Dataset rows of page text
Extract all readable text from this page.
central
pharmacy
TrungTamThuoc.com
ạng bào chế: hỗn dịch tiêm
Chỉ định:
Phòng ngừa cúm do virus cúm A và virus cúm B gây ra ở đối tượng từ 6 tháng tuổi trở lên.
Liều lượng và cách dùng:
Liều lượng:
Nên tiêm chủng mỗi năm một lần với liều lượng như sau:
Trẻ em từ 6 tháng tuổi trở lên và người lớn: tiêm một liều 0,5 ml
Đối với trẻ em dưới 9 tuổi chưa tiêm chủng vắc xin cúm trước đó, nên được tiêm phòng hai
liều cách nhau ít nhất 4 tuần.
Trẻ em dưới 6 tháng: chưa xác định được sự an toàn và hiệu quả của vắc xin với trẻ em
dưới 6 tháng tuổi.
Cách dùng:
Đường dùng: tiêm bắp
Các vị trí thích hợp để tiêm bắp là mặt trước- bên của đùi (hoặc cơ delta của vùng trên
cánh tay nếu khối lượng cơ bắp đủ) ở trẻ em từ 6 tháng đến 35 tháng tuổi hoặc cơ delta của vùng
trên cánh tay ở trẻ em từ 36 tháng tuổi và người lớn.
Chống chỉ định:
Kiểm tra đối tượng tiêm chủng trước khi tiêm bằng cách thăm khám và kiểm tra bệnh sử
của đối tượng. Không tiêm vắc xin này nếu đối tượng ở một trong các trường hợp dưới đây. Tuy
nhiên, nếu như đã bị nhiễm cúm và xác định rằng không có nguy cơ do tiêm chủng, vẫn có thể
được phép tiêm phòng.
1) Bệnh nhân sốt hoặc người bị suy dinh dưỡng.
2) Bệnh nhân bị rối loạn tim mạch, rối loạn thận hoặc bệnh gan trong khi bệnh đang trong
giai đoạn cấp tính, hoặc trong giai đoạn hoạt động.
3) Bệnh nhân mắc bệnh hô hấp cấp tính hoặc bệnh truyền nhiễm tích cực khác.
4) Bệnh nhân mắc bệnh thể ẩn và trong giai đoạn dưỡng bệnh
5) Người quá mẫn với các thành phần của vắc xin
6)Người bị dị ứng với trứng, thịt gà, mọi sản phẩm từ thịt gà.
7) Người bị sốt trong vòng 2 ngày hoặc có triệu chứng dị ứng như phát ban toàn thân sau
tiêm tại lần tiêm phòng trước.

==

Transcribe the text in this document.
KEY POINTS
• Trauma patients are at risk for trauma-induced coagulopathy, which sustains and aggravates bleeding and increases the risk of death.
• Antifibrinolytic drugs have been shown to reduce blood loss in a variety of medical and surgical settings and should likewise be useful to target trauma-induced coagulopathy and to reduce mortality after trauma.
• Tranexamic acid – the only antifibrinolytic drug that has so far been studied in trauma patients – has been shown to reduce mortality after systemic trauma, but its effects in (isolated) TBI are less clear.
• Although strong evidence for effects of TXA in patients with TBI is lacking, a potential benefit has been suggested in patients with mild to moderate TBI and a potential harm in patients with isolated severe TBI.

▸ ASSIGNED TASK
The answer should be only the number of lines in the data that contain the string "trauma".

▸ EXERCISE OUTPUT
3